══ AVAILABLE DATA ══

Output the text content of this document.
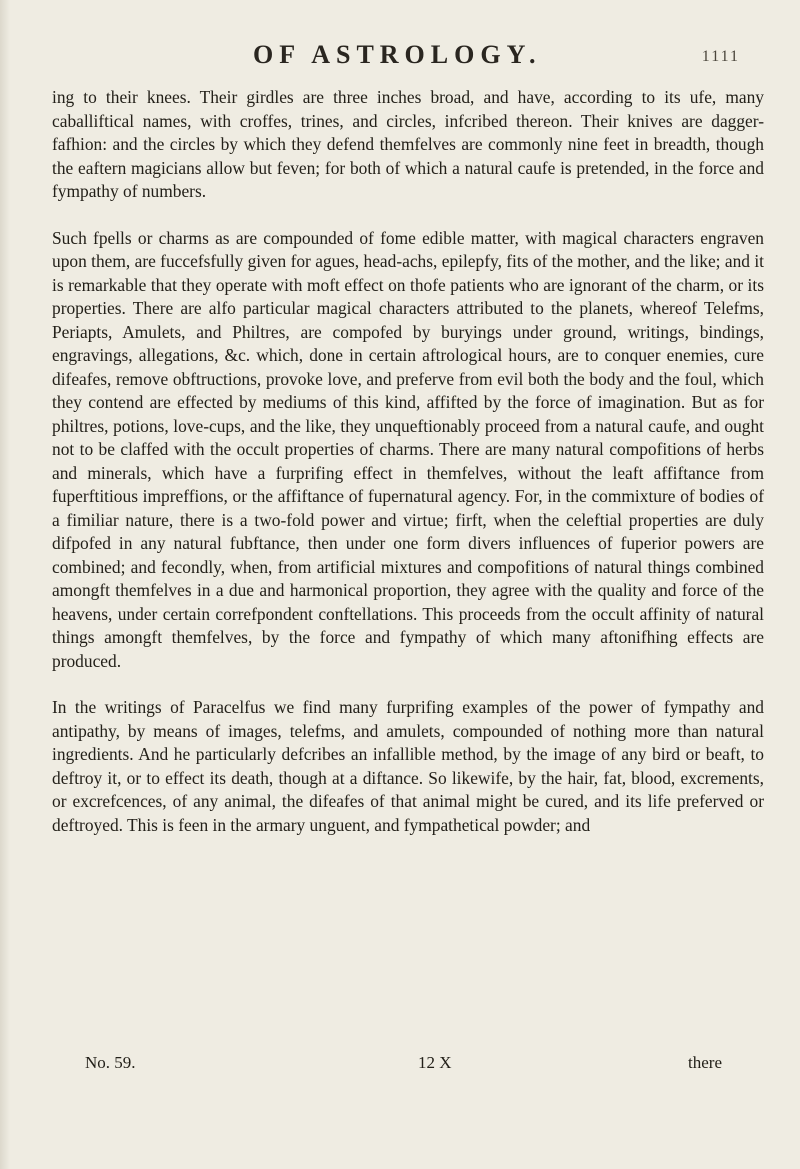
OF ASTROLOGY.	1111

ing to their knees. Their girdles are three inches broad, and have, according to its ufe, many caballiftical names, with croffes, trines, and circles, infcribed thereon. Their knives are dagger-fafhion: and the circles by which they defend themfelves are commonly nine feet in breadth, though the eaftern magicians allow but feven; for both of which a natural caufe is pretended, in the force and fympathy of numbers.

Such fpells or charms as are compounded of fome edible matter, with magical characters engraven upon them, are fuccefsfully given for agues, head-achs, epilepfy, fits of the mother, and the like; and it is remarkable that they operate with moft effect on thofe patients who are ignorant of the charm, or its properties. There are alfo particular magical characters attributed to the planets, whereof Telefms, Periapts, Amulets, and Philtres, are compofed by buryings under ground, writings, bindings, engravings, allegations, &c. which, done in certain aftrological hours, are to conquer enemies, cure difeafes, remove obftructions, provoke love, and preferve from evil both the body and the foul, which they contend are effected by mediums of this kind, affifted by the force of imagination. But as for philtres, potions, love-cups, and the like, they unqueftionably proceed from a natural caufe, and ought not to be claffed with the occult properties of charms. There are many natural compofitions of herbs and minerals, which have a furprifing effect in themfelves, without the leaft affiftance from fuperftitious impreffions, or the affiftance of fupernatural agency. For, in the commixture of bodies of a fimiliar nature, there is a two-fold power and virtue; firft, when the celeftial properties are duly difpofed in any natural fubftance, then under one form divers influences of fuperior powers are combined; and fecondly, when, from artificial mixtures and compofitions of natural things combined amongft themfelves in a due and harmonical proportion, they agree with the quality and force of the heavens, under certain correfpondent conftellations. This proceeds from the occult affinity of natural things amongft themfelves, by the force and fympathy of which many aftonifhing effects are produced.

In the writings of Paracelfus we find many furprifing examples of the power of fympathy and antipathy, by means of images, telefms, and amulets, compounded of nothing more than natural ingredients. And he particularly defcribes an infallible method, by the image of any bird or beaft, to deftroy it, or to effect its death, though at a diftance. So likewife, by the hair, fat, blood, excrements, or excrefcences, of any animal, the difeafes of that animal might be cured, and its life preferved or deftroyed. This is feen in the armary unguent, and fympathetical powder; and

No. 59.	12 X	there
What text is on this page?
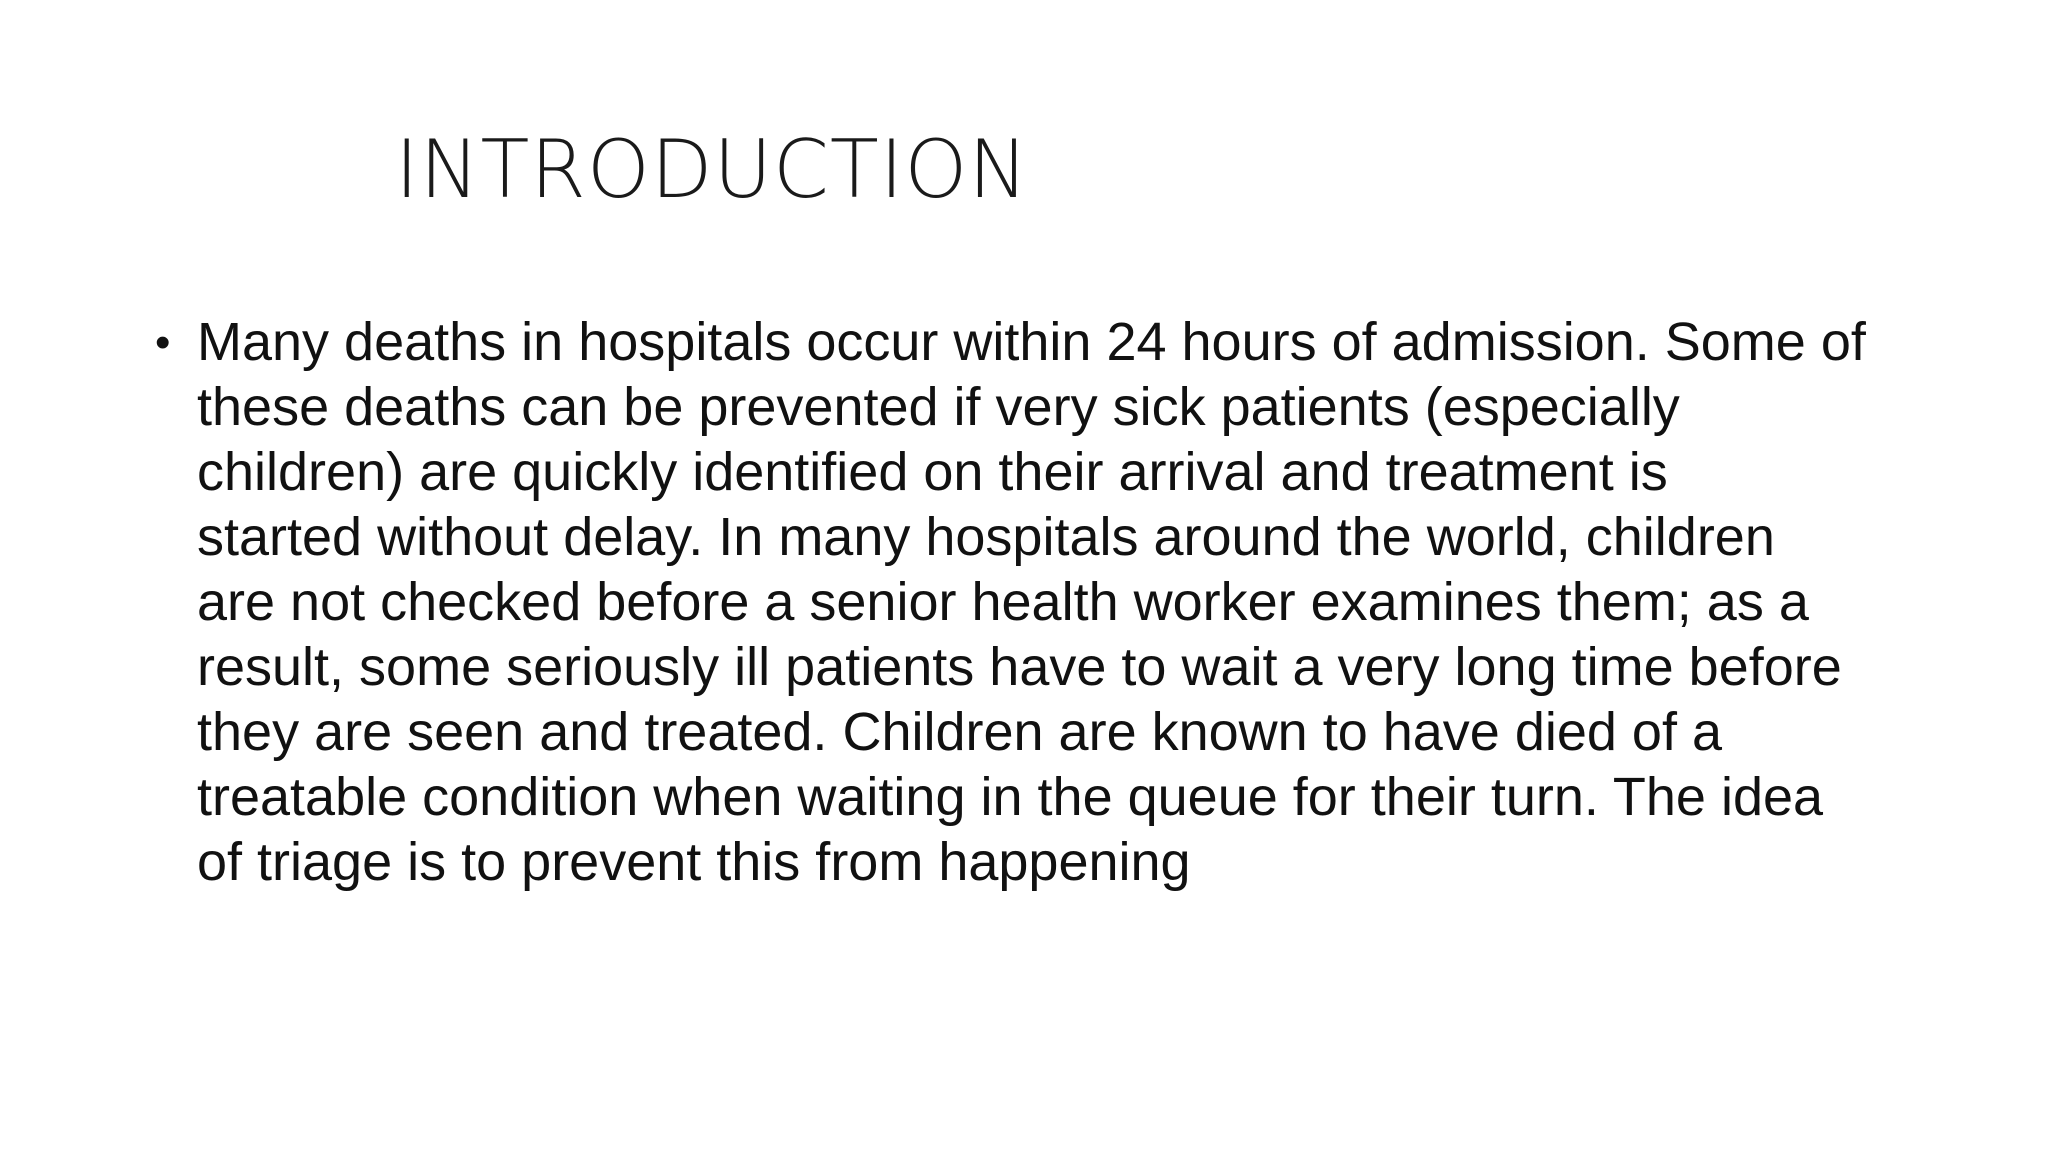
INTRODUCTION
• Many deaths in hospitals occur within 24 hours of admission. Some of
these deaths can be prevented if very sick patients (especially
children) are quickly identified on their arrival and treatment is
started without delay. In many hospitals around the world, children
are not checked before a senior health worker examines them; as a
result, some seriously ill patients have to wait a very long time before
they are seen and treated. Children are known to have died of a
treatable condition when waiting in the queue for their turn. The idea
of triage is to prevent this from happening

═══

YOUR GOAL: Give the number of lines in the material above that contain "their", with no other words.

TASK RESPONSE: 3